EXERCISE DESCRIPTION | Restate the entire listing word for word.

=-=-=-=-=

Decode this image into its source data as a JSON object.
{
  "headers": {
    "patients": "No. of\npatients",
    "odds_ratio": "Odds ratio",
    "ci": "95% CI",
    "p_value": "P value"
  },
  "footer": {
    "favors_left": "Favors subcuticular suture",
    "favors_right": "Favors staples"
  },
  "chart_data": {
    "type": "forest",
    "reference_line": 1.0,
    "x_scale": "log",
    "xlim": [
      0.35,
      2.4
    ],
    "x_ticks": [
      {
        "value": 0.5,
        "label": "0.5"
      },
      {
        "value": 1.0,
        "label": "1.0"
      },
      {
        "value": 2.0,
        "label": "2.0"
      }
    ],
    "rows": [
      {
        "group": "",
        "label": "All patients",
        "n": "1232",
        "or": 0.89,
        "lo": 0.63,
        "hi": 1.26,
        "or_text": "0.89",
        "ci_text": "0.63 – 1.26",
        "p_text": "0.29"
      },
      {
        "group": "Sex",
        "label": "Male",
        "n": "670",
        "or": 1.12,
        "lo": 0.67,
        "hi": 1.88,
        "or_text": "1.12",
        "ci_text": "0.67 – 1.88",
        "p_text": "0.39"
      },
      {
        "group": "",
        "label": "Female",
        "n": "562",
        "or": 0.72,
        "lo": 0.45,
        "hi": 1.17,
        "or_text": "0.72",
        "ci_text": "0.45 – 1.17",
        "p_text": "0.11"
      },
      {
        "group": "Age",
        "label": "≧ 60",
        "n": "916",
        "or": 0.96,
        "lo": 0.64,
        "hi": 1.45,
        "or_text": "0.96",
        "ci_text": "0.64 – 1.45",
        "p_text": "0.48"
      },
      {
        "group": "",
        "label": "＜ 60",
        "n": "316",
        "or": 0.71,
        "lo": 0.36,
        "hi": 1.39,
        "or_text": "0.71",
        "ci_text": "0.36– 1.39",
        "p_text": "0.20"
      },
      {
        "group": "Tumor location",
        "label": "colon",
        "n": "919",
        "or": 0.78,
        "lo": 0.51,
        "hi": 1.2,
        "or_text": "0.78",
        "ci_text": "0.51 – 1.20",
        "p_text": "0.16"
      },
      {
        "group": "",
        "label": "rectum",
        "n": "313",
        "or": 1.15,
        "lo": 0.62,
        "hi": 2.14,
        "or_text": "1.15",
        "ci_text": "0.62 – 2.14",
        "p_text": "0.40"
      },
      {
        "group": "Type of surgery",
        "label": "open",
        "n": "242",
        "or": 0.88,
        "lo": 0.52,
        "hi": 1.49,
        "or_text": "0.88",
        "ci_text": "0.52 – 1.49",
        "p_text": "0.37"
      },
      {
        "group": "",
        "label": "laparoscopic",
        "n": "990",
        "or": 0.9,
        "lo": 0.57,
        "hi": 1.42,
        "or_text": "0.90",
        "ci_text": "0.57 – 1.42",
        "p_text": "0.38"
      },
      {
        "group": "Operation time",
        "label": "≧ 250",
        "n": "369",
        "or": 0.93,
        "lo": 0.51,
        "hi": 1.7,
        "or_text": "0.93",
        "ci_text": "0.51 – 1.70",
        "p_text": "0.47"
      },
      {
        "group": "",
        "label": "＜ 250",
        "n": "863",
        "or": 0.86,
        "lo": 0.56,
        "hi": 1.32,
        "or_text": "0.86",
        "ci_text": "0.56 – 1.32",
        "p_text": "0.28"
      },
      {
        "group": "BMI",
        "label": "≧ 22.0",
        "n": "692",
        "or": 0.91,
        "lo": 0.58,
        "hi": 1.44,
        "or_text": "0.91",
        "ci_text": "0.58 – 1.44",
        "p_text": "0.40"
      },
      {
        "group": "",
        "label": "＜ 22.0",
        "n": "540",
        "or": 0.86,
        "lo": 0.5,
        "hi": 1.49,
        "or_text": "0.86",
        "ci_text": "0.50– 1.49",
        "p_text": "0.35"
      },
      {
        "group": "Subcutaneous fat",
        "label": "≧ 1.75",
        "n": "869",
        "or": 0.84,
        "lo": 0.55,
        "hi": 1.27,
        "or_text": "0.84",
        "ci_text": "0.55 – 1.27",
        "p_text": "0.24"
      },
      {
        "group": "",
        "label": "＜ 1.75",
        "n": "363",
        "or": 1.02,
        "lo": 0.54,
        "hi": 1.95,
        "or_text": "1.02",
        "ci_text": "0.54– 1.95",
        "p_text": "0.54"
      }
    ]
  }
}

=-=-=-=-=

ANSWER TO THE EXERCISE |
Decode this image into its source data as a JSON object.
{
  "headers": {
    "patients": "No. of\npatients",
    "odds_ratio": "Odds ratio",
    "ci": "95% CI",
    "p_value": "P value"
  },
  "footer": {
    "favors_left": "Favors subcuticular suture",
    "favors_right": "Favors staples"
  },
  "chart_data": {
    "type": "forest",
    "reference_line": 1.0,
    "x_scale": "log",
    "xlim": [
      0.35,
      2.4
    ],
    "x_ticks": [
      {
        "value": 0.5,
        "label": "0.5"
      },
      {
        "value": 1.0,
        "label": "1.0"
      },
      {
        "value": 2.0,
        "label": "2.0"
      }
    ],
    "rows": [
      {
        "group": "",
        "label": "All patients",
        "n": "1232",
        "or": 0.89,
        "lo": 0.63,
        "hi": 1.26,
        "or_text": "0.89",
        "ci_text": "0.63 – 1.26",
        "p_text": "0.29"
      },
      {
        "group": "Sex",
        "label": "Male",
        "n": "670",
        "or": 1.12,
        "lo": 0.67,
        "hi": 1.88,
        "or_text": "1.12",
        "ci_text": "0.67 – 1.88",
        "p_text": "0.39"
      },
      {
        "group": "",
        "label": "Female",
        "n": "562",
        "or": 0.72,
        "lo": 0.45,
        "hi": 1.17,
        "or_text": "0.72",
        "ci_text": "0.45 – 1.17",
        "p_text": "0.11"
      },
      {
        "group": "Age",
        "label": "≧ 60",
        "n": "916",
        "or": 0.96,
        "lo": 0.64,
        "hi": 1.45,
        "or_text": "0.96",
        "ci_text": "0.64 – 1.45",
        "p_text": "0.48"
      },
      {
        "group": "",
        "label": "＜ 60",
        "n": "316",
        "or": 0.71,
        "lo": 0.36,
        "hi": 1.39,
        "or_text": "0.71",
        "ci_text": "0.36– 1.39",
        "p_text": "0.20"
      },
      {
        "group": "Tumor location",
        "label": "colon",
        "n": "919",
        "or": 0.78,
        "lo": 0.51,
        "hi": 1.2,
        "or_text": "0.78",
        "ci_text": "0.51 – 1.20",
        "p_text": "0.16"
      },
      {
        "group": "",
        "label": "rectum",
        "n": "313",
        "or": 1.15,
        "lo": 0.62,
        "hi": 2.14,
        "or_text": "1.15",
        "ci_text": "0.62 – 2.14",
        "p_text": "0.40"
      },
      {
        "group": "Type of surgery",
        "label": "open",
        "n": "242",
        "or": 0.88,
        "lo": 0.52,
        "hi": 1.49,
        "or_text": "0.88",
        "ci_text": "0.52 – 1.49",
        "p_text": "0.37"
      },
      {
        "group": "",
        "label": "laparoscopic",
        "n": "990",
        "or": 0.9,
        "lo": 0.57,
        "hi": 1.42,
        "or_text": "0.90",
        "ci_text": "0.57 – 1.42",
        "p_text": "0.38"
      },
      {
        "group": "Operation time",
        "label": "≧ 250",
        "n": "369",
        "or": 0.93,
        "lo": 0.51,
        "hi": 1.7,
        "or_text": "0.93",
        "ci_text": "0.51 – 1.70",
        "p_text": "0.47"
      },
      {
        "group": "",
        "label": "＜ 250",
        "n": "863",
        "or": 0.86,
        "lo": 0.56,
        "hi": 1.32,
        "or_text": "0.86",
        "ci_text": "0.56 – 1.32",
        "p_text": "0.28"
      },
      {
        "group": "BMI",
        "label": "≧ 22.0",
        "n": "692",
        "or": 0.91,
        "lo": 0.58,
        "hi": 1.44,
        "or_text": "0.91",
        "ci_text": "0.58 – 1.44",
        "p_text": "0.40"
      },
      {
        "group": "",
        "label": "＜ 22.0",
        "n": "540",
        "or": 0.86,
        "lo": 0.5,
        "hi": 1.49,
        "or_text": "0.86",
        "ci_text": "0.50– 1.49",
        "p_text": "0.35"
      },
      {
        "group": "Subcutaneous fat",
        "label": "≧ 1.75",
        "n": "869",
        "or": 0.84,
        "lo": 0.55,
        "hi": 1.27,
        "or_text": "0.84",
        "ci_text": "0.55 – 1.27",
        "p_text": "0.24"
      },
      {
        "group": "",
        "label": "＜ 1.75",
        "n": "363",
        "or": 1.02,
        "lo": 0.54,
        "hi": 1.95,
        "or_text": "1.02",
        "ci_text": "0.54– 1.95",
        "p_text": "0.54"
      }
    ]
  }
}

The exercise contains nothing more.